WRITTEN PROBLEM: Keep only the lines where "SRMTID" appears.

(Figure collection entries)

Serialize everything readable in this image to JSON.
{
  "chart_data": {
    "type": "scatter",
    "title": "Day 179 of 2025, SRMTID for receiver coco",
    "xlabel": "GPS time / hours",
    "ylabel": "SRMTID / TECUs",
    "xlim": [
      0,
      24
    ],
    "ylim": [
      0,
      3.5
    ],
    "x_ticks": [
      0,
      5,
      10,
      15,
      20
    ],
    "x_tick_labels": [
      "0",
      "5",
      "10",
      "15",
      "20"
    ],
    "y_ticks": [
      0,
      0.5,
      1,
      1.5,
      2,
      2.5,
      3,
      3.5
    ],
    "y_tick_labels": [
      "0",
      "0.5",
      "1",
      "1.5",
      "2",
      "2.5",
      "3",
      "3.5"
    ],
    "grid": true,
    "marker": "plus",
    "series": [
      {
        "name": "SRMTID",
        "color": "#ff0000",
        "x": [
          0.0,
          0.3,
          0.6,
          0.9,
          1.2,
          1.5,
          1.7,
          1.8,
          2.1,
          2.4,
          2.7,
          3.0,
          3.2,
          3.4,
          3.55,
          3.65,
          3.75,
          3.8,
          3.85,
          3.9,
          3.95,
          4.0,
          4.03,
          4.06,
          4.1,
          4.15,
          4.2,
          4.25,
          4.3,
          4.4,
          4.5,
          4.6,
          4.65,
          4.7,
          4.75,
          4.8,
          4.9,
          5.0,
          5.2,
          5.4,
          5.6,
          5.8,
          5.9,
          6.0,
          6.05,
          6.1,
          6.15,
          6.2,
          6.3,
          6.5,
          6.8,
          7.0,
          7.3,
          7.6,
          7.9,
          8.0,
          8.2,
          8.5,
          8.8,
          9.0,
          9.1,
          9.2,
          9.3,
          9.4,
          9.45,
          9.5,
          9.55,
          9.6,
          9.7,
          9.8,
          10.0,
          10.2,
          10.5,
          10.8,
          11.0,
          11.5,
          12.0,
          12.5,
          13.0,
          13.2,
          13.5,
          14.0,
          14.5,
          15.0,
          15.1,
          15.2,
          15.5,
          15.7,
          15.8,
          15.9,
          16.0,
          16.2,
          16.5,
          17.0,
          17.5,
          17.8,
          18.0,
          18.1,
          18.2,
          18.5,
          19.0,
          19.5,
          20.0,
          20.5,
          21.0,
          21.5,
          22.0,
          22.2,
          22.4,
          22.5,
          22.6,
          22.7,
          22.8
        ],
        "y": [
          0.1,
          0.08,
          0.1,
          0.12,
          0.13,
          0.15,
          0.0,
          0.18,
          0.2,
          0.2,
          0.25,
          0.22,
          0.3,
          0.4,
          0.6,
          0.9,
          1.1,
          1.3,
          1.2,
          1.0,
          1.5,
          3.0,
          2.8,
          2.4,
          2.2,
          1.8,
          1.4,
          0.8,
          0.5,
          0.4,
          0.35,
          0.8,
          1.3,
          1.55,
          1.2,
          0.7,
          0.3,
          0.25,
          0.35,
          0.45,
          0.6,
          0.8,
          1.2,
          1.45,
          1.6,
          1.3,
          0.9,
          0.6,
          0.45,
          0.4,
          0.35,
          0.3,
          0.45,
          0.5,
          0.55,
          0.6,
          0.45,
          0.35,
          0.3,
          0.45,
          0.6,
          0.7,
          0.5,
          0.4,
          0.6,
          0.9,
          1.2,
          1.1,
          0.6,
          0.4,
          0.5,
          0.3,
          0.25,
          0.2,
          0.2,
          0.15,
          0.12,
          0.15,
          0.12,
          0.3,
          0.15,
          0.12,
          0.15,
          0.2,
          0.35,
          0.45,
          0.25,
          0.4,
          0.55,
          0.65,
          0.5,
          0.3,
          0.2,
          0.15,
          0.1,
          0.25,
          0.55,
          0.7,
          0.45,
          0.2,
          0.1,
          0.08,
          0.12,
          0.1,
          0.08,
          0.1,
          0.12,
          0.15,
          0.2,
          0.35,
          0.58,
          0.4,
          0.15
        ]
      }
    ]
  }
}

WRITTEN SOLUTION:
    "title": "Day 179 of 2025, SRMTID for receiver coco",
    "ylabel": "SRMTID / TECUs",
        "name": "SRMTID",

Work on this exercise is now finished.